#### Exercise material ####

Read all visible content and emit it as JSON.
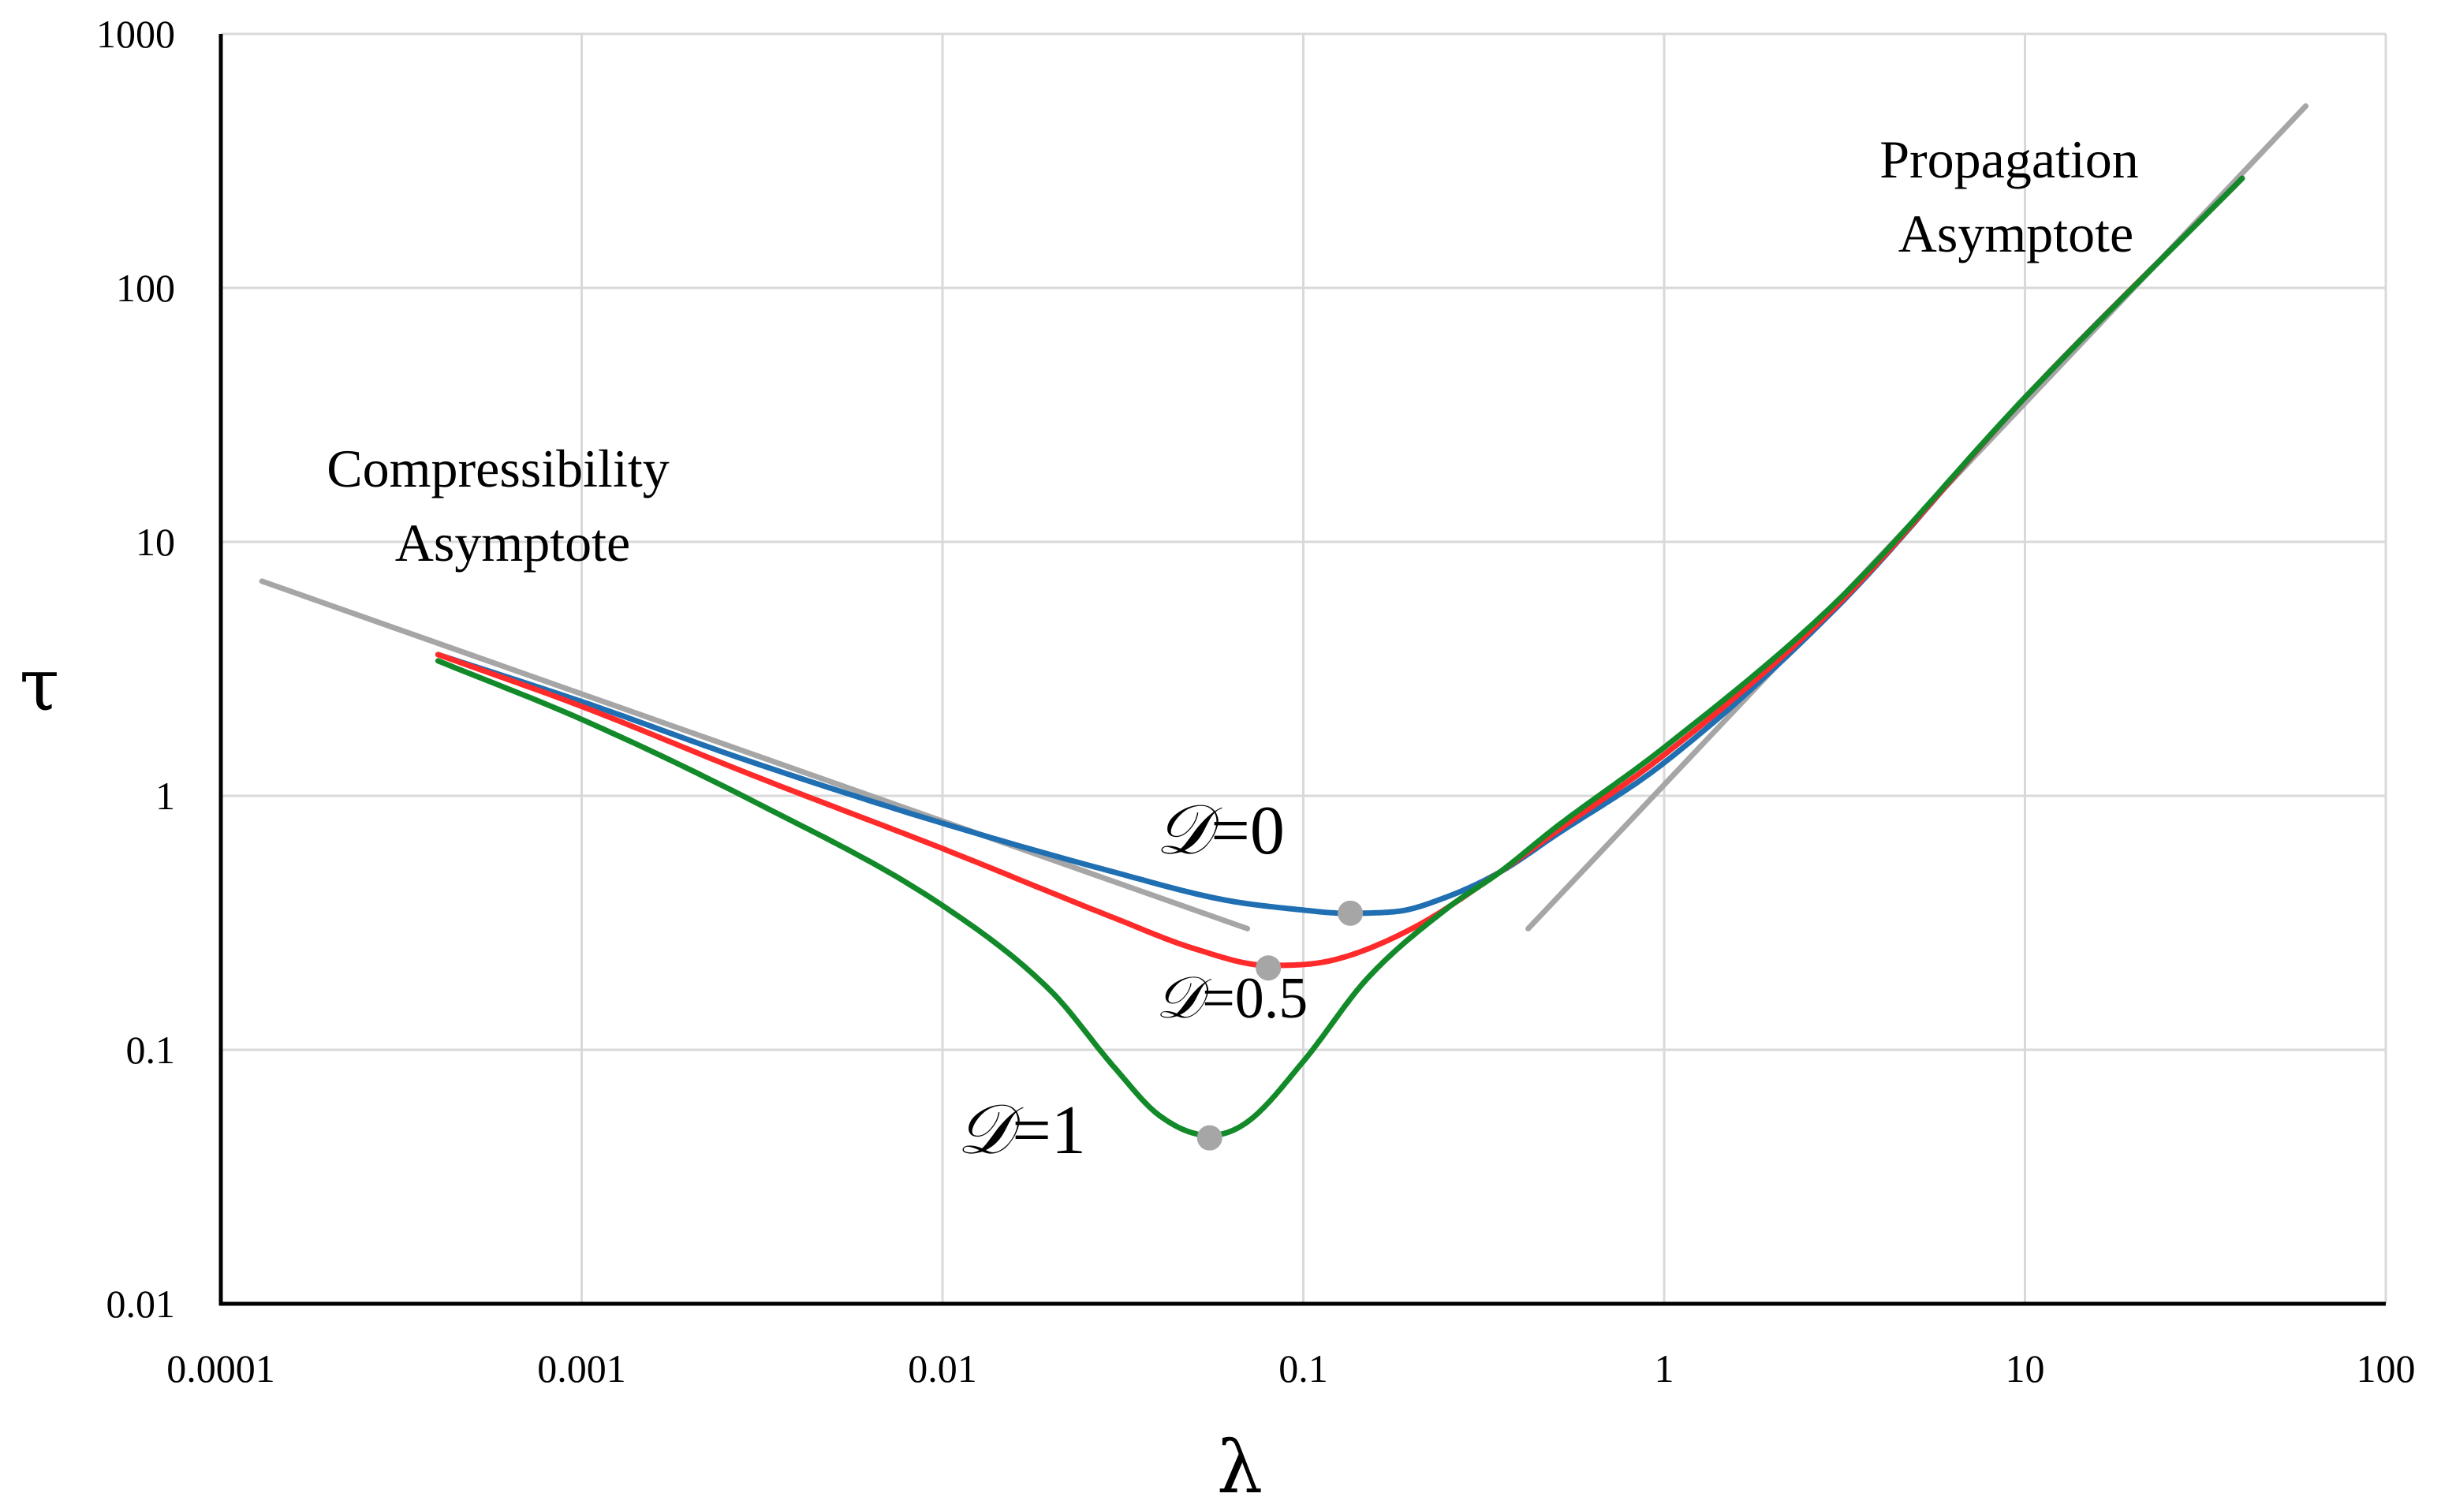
{
  "chart_data": {
    "type": "line",
    "xscale": "log",
    "yscale": "log",
    "xlabel": "λ",
    "ylabel": "τ",
    "xlim": [
      0.0001,
      100
    ],
    "ylim": [
      0.01,
      1000
    ],
    "grid": true,
    "x_ticks": [
      "0.0001",
      "0.001",
      "0.01",
      "0.1",
      "1",
      "10",
      "100"
    ],
    "y_ticks": [
      "1000",
      "100",
      "10",
      "1",
      "0.1",
      "0.01"
    ],
    "series": [
      {
        "name": "D=0",
        "symbol": "𝒟",
        "value_text": "=0",
        "color": "#1f6fb2",
        "points": [
          [
            0.0004,
            3.6
          ],
          [
            0.001,
            2.35
          ],
          [
            0.003,
            1.35
          ],
          [
            0.01,
            0.78
          ],
          [
            0.03,
            0.5
          ],
          [
            0.06,
            0.39
          ],
          [
            0.1,
            0.355
          ],
          [
            0.13,
            0.345
          ],
          [
            0.18,
            0.35
          ],
          [
            0.25,
            0.4
          ],
          [
            0.35,
            0.5
          ],
          [
            0.5,
            0.7
          ],
          [
            1,
            1.35
          ],
          [
            3,
            5.5
          ],
          [
            10,
            37
          ],
          [
            40,
            270
          ]
        ],
        "minimum": [
          0.135,
          0.345
        ]
      },
      {
        "name": "D=0.5",
        "symbol": "𝒟",
        "value_text": "=0.5",
        "color": "#ff2a2a",
        "points": [
          [
            0.0004,
            3.6
          ],
          [
            0.001,
            2.25
          ],
          [
            0.003,
            1.2
          ],
          [
            0.01,
            0.62
          ],
          [
            0.03,
            0.33
          ],
          [
            0.05,
            0.25
          ],
          [
            0.08,
            0.215
          ],
          [
            0.12,
            0.225
          ],
          [
            0.2,
            0.3
          ],
          [
            0.35,
            0.5
          ],
          [
            0.5,
            0.72
          ],
          [
            1,
            1.45
          ],
          [
            3,
            5.6
          ],
          [
            10,
            37
          ],
          [
            40,
            270
          ]
        ],
        "minimum": [
          0.08,
          0.21
        ]
      },
      {
        "name": "D=1",
        "symbol": "𝒟",
        "value_text": "=1",
        "color": "#138a2a",
        "points": [
          [
            0.0004,
            3.4
          ],
          [
            0.001,
            2.0
          ],
          [
            0.003,
            0.95
          ],
          [
            0.01,
            0.37
          ],
          [
            0.02,
            0.17
          ],
          [
            0.03,
            0.085
          ],
          [
            0.04,
            0.055
          ],
          [
            0.055,
            0.046
          ],
          [
            0.07,
            0.052
          ],
          [
            0.1,
            0.09
          ],
          [
            0.15,
            0.19
          ],
          [
            0.25,
            0.36
          ],
          [
            0.35,
            0.5
          ],
          [
            0.5,
            0.75
          ],
          [
            1,
            1.55
          ],
          [
            3,
            5.8
          ],
          [
            10,
            37
          ],
          [
            40,
            270
          ]
        ],
        "minimum": [
          0.055,
          0.045
        ]
      }
    ],
    "asymptotes": [
      {
        "name": "Compressibility Asymptote",
        "lines": [
          "Compressibility",
          "Asymptote"
        ],
        "color": "#a6a6a6",
        "points": [
          [
            0.00013,
            7.0
          ],
          [
            0.07,
            0.3
          ]
        ]
      },
      {
        "name": "Propagation Asymptote",
        "lines": [
          "Propagation",
          "Asymptote"
        ],
        "color": "#a6a6a6",
        "points": [
          [
            0.42,
            0.3
          ],
          [
            60,
            520
          ]
        ]
      }
    ],
    "marker_color": "#a6a6a6"
  }
}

####

Count the lines in the records above that contain the word "Compressibility", and give only that number.

2